Supplied data:
———
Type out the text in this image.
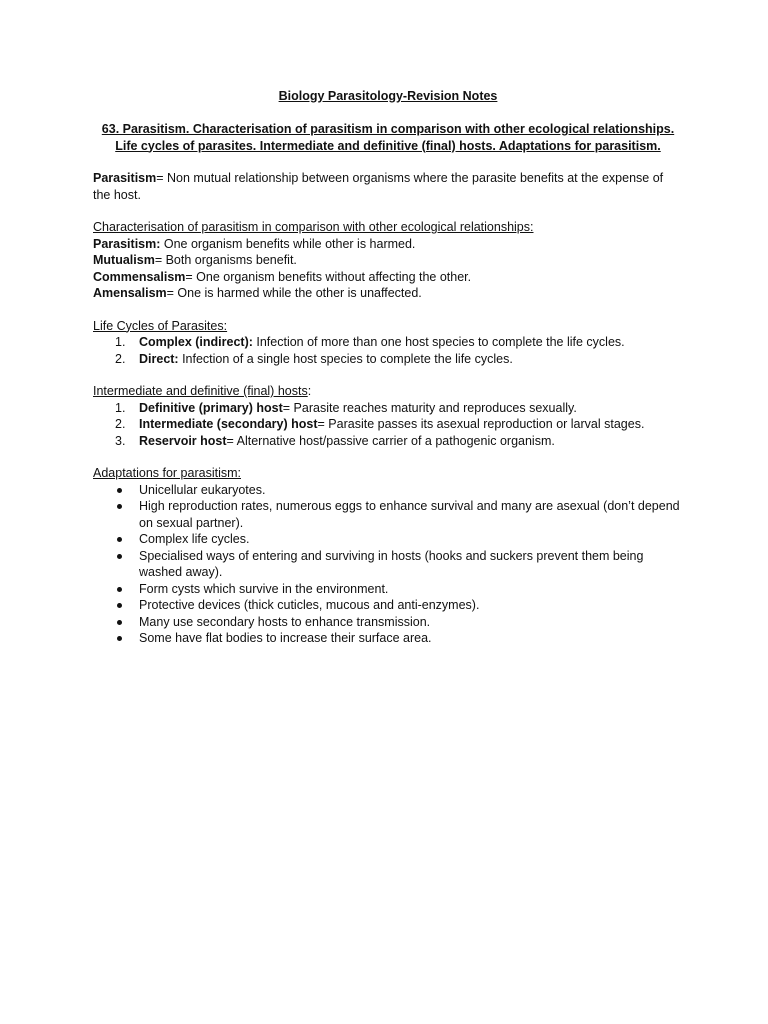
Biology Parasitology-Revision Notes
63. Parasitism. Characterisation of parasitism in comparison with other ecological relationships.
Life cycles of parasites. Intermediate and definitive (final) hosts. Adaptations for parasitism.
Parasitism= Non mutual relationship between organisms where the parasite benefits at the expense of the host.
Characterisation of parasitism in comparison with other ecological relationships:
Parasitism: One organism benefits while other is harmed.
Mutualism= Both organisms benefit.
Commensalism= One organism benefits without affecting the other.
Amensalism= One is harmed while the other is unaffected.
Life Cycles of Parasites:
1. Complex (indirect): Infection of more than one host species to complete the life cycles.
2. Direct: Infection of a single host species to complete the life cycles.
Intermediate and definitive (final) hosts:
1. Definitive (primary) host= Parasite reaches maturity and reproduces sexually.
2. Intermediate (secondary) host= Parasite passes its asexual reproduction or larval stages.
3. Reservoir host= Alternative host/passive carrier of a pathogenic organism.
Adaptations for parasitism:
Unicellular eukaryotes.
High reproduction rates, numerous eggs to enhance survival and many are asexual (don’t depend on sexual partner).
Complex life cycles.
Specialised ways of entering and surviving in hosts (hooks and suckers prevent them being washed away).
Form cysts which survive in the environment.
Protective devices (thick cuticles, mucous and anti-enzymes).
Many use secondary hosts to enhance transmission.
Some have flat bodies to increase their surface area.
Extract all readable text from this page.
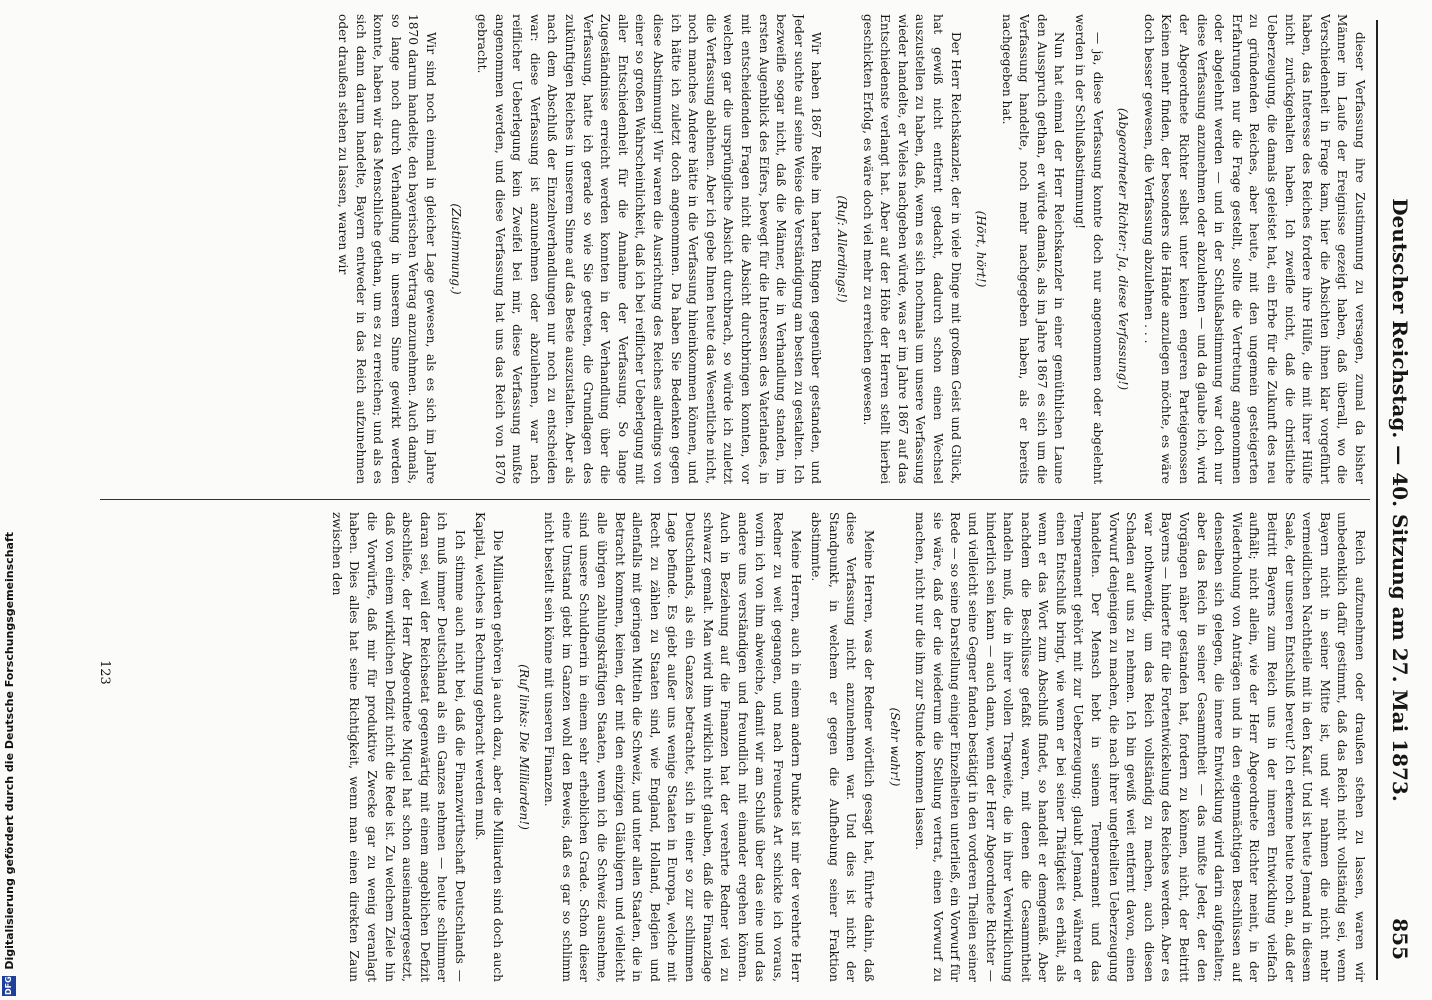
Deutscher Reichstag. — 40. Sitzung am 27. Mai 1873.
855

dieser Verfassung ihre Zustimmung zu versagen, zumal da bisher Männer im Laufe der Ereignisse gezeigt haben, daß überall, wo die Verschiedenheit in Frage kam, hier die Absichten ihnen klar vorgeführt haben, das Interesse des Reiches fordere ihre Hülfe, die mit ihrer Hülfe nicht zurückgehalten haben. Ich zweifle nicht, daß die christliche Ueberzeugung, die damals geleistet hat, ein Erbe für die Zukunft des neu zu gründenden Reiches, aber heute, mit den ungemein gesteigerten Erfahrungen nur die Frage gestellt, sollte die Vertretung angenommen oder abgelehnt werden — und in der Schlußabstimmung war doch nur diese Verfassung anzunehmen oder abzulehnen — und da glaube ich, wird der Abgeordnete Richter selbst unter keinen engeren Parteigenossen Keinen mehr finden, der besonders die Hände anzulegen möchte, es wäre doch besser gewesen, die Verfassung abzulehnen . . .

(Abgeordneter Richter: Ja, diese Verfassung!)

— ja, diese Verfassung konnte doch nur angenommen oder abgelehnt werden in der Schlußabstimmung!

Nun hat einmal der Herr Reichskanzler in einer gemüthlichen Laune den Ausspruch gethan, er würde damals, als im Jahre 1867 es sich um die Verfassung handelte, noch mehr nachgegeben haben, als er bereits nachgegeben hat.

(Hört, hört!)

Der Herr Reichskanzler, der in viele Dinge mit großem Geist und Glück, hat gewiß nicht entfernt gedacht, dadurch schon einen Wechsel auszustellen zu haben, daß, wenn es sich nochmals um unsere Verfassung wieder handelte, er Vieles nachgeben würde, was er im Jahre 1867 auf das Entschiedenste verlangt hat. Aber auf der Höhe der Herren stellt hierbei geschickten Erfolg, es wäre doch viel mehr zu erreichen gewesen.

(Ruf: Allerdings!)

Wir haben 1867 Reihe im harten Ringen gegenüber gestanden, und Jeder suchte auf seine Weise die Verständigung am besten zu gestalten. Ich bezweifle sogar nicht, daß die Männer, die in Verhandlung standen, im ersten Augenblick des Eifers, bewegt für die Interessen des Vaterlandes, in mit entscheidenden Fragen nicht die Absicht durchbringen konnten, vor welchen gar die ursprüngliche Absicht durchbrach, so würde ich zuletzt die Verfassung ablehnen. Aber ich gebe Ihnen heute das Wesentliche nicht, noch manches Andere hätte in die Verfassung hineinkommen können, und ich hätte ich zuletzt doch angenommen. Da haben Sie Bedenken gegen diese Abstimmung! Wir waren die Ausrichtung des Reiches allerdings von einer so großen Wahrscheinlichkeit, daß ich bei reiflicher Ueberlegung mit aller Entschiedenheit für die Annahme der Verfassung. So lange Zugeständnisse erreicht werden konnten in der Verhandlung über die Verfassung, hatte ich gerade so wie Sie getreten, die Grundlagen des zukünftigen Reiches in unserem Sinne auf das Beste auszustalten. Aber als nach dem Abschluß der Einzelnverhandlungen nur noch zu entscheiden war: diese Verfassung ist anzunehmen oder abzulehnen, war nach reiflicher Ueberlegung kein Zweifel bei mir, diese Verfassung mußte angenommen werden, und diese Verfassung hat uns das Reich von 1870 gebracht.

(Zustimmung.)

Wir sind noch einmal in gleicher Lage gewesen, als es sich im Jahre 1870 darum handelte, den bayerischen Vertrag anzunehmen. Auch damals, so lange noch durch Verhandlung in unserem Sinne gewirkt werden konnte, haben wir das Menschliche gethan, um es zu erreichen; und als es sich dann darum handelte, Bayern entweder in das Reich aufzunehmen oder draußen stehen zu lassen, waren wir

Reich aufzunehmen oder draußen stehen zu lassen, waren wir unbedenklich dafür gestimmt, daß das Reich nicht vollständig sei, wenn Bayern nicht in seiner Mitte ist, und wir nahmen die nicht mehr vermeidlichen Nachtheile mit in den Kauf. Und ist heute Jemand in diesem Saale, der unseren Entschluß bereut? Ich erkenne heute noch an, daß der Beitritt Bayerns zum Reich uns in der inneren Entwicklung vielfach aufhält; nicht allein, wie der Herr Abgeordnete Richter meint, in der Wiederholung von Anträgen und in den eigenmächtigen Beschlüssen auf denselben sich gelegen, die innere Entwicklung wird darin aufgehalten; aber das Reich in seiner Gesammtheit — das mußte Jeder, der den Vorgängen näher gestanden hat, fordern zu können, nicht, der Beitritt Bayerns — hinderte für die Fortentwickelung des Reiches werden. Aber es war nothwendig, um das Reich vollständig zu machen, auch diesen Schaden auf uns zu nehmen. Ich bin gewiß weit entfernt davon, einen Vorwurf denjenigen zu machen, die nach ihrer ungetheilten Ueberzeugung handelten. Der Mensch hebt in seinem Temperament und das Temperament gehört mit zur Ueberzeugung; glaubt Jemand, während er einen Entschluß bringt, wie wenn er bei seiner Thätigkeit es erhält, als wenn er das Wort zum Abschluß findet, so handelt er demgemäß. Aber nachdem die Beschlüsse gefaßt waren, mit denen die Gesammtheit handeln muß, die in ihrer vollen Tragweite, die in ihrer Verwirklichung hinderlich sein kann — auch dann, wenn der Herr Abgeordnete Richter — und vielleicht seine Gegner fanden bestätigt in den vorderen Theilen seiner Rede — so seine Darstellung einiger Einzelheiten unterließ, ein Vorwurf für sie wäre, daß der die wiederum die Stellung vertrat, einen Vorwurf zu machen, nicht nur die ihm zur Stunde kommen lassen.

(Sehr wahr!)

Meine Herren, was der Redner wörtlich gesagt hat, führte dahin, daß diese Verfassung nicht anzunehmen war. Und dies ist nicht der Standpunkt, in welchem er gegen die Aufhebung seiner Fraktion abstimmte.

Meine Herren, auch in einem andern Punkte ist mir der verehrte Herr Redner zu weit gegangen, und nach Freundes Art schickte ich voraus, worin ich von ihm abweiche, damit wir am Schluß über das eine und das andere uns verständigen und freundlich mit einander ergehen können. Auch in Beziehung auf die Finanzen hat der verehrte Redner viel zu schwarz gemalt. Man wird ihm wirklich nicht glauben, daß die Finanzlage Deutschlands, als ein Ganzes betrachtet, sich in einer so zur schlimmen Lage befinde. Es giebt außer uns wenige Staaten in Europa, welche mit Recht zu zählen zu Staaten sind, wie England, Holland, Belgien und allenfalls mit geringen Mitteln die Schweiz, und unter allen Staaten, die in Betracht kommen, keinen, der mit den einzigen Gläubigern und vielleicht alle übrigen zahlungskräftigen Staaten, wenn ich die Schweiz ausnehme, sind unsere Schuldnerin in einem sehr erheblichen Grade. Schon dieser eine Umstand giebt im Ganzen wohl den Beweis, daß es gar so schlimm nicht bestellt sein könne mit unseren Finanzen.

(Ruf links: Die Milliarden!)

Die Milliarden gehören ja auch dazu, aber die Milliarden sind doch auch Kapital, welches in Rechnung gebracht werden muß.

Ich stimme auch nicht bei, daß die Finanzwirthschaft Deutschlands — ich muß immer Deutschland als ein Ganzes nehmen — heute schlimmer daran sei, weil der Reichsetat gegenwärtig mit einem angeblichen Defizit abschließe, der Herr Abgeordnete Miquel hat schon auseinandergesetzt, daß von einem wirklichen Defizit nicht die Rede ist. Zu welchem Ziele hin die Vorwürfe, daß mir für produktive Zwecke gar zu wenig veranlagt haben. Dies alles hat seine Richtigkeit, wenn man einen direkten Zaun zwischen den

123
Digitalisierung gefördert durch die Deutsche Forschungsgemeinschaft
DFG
———
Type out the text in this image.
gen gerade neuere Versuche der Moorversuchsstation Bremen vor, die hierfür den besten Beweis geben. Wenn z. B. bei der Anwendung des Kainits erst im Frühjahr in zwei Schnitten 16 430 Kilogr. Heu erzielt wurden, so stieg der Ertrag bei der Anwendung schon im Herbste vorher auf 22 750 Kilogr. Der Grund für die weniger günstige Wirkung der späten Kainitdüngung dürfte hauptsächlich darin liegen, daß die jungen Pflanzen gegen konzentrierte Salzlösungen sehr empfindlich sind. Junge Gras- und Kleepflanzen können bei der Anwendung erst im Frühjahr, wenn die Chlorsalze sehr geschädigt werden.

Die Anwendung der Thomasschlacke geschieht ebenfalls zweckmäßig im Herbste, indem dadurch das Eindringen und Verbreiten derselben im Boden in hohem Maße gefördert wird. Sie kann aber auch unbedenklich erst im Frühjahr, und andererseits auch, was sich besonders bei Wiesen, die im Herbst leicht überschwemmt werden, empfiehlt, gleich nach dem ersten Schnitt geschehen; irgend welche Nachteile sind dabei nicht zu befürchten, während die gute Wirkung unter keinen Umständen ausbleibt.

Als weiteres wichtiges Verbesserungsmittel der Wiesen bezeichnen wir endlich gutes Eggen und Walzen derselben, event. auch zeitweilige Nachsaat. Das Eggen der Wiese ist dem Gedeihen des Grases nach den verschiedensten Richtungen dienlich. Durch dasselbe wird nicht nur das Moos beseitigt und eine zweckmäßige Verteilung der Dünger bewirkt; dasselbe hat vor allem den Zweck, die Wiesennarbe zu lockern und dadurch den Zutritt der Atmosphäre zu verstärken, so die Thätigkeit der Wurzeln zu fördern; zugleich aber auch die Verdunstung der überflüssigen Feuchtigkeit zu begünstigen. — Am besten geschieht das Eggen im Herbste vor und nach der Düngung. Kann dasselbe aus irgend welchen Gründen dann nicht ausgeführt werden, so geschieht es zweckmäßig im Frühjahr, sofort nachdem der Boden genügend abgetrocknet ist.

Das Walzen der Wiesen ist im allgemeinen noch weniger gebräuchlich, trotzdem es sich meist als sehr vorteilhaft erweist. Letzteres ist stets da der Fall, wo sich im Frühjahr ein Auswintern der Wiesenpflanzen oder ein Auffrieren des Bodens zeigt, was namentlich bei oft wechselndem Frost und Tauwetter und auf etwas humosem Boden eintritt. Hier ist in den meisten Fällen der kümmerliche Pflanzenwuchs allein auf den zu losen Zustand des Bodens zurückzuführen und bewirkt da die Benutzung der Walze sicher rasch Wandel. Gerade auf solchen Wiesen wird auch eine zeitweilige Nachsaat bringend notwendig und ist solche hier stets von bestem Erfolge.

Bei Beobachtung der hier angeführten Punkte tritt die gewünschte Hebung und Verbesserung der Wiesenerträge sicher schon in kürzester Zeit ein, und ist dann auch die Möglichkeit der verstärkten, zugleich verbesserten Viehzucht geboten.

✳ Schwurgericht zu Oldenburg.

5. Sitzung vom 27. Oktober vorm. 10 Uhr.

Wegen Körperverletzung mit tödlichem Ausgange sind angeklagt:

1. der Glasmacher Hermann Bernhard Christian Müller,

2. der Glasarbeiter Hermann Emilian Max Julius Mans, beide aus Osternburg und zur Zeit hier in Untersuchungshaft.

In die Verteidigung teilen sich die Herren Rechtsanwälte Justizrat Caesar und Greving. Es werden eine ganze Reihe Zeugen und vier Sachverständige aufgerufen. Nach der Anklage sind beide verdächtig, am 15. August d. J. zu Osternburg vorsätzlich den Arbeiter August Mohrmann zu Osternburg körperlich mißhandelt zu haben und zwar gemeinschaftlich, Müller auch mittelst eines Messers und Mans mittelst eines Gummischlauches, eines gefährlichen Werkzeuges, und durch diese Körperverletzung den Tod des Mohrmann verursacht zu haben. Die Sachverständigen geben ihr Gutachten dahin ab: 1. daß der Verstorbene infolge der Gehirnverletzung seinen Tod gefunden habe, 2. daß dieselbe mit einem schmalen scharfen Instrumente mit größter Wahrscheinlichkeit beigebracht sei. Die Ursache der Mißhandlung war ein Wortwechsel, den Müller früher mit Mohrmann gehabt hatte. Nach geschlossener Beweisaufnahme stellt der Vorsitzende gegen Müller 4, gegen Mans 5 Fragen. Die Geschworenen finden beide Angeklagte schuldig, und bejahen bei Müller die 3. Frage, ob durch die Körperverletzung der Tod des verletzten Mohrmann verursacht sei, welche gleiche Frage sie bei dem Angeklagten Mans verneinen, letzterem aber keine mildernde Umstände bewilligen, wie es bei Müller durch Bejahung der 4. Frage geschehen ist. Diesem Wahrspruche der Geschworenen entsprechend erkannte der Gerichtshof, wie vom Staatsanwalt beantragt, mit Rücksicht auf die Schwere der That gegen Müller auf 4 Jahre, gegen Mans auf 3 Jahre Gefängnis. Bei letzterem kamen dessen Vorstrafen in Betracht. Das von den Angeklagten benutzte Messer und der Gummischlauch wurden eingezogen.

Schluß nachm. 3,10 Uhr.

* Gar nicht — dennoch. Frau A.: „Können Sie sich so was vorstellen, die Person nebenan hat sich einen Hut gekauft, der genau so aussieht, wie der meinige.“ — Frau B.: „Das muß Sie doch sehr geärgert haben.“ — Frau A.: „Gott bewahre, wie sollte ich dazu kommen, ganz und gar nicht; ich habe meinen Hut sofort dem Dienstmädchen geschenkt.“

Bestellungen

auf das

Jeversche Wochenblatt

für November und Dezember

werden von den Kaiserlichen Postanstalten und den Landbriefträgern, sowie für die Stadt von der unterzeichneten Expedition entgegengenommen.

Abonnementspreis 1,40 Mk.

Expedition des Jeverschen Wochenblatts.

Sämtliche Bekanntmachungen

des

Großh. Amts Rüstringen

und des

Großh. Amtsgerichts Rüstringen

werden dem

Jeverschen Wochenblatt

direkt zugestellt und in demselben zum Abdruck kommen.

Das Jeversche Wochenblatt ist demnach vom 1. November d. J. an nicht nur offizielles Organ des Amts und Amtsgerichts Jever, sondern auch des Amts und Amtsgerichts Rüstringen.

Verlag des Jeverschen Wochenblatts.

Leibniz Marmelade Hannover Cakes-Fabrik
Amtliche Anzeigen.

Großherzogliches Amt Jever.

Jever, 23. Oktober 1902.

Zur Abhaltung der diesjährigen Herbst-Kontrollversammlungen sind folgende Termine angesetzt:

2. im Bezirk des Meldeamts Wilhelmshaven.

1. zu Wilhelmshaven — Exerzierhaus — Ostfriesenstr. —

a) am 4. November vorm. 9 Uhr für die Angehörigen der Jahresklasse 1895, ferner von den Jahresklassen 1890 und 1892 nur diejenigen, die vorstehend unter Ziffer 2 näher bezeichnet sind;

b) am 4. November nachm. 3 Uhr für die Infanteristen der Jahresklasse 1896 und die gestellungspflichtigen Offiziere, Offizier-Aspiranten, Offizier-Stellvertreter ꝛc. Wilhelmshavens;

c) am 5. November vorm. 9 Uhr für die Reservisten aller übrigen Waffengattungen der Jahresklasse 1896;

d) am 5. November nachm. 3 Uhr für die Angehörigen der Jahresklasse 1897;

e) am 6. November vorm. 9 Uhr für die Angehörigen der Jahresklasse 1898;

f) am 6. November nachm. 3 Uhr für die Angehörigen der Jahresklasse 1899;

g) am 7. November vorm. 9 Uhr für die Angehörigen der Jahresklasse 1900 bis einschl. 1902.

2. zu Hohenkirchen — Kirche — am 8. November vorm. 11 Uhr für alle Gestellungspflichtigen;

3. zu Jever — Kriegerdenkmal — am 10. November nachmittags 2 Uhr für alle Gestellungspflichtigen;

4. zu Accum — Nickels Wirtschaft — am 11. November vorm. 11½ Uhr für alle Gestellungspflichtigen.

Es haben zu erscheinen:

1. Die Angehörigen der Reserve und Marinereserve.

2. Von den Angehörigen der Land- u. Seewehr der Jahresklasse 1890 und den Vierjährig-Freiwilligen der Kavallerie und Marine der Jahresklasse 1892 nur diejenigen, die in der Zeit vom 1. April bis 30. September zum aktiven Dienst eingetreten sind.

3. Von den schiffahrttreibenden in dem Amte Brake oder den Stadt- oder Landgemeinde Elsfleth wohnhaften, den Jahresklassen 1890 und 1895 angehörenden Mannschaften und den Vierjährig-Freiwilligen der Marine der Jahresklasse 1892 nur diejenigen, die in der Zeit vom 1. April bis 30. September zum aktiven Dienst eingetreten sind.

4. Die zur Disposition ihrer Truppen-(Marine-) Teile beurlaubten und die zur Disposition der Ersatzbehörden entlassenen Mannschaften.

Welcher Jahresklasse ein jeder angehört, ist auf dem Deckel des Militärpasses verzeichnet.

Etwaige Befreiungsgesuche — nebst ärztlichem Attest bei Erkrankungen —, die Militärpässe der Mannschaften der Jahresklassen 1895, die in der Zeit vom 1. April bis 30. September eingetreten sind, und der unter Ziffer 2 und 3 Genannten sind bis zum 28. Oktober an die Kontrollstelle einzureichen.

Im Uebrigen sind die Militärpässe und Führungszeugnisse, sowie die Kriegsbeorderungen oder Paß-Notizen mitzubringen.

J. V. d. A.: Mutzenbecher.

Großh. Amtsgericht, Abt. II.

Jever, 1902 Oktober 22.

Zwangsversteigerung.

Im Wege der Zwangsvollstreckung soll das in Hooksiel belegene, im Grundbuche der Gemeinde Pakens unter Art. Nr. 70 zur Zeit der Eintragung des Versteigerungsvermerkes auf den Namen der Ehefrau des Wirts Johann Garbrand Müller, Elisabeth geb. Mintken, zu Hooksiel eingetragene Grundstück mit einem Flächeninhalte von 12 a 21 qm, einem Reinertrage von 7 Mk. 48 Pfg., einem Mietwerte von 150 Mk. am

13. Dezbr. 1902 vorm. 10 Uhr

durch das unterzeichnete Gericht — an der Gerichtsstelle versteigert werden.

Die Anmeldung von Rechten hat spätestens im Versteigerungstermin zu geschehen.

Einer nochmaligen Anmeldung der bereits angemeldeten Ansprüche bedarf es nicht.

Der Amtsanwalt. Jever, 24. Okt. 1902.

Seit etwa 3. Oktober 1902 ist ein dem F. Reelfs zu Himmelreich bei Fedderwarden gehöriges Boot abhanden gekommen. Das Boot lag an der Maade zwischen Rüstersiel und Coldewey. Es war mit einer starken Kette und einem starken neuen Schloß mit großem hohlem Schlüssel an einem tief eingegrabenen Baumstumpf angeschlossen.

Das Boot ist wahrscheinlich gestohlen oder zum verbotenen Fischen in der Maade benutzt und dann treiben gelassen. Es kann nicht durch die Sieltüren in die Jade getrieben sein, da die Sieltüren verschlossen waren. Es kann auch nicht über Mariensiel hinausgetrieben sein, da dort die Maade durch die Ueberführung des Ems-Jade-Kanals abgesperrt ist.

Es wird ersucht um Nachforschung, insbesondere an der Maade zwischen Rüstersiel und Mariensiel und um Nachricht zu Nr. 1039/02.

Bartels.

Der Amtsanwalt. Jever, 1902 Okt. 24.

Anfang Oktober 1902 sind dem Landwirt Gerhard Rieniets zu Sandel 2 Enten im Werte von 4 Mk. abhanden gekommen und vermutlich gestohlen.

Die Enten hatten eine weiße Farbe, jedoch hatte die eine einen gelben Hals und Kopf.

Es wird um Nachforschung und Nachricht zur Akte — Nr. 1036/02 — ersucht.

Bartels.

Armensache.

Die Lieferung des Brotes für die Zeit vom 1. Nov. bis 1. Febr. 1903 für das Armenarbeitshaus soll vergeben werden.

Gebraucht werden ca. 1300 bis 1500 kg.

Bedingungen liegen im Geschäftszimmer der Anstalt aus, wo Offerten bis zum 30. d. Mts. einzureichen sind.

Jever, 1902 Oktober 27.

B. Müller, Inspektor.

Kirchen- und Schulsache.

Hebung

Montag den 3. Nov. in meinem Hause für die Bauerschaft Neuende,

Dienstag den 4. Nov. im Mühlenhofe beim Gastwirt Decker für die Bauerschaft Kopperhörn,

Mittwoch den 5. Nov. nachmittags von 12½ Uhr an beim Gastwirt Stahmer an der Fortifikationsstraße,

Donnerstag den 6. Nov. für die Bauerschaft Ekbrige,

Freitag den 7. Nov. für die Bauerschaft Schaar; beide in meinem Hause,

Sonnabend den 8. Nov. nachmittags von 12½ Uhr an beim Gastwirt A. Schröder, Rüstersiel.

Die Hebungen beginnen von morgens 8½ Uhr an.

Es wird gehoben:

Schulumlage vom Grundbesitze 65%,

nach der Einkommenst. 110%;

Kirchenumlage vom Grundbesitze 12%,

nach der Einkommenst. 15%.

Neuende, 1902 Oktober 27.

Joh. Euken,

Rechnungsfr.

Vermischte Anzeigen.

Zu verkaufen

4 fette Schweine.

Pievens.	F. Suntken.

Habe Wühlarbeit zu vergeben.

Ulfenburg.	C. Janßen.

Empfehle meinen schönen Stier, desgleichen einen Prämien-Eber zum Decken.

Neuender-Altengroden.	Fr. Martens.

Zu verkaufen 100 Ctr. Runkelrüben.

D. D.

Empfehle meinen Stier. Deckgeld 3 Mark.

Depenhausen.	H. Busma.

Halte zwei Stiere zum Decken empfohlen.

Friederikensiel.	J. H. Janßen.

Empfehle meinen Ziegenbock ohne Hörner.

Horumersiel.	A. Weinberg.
———
Work request:
Go through the material and copy each line that contains "erreichen".

Written solution:
Der Herr Reichskanzler, der in viele Dinge mit großem Geist und Glück, hat gewiß nicht entfernt gedacht, dadurch schon einen Wechsel auszustellen zu haben, daß, wenn es sich nochmals um unsere Verfassung wieder handelte, er Vieles nachgeben würde, was er im Jahre 1867 auf das Entschiedenste verlangt hat. Aber auf der Höhe der Herren stellt hierbei geschickten Erfolg, es wäre doch viel mehr zu erreichen gewesen.
Wir sind noch einmal in gleicher Lage gewesen, als es sich im Jahre 1870 darum handelte, den bayerischen Vertrag anzunehmen. Auch damals, so lange noch durch Verhandlung in unserem Sinne gewirkt werden konnte, haben wir das Menschliche gethan, um es zu erreichen; und als es sich dann darum handelte, Bayern entweder in das Reich aufzunehmen oder draußen stehen zu lassen, waren wir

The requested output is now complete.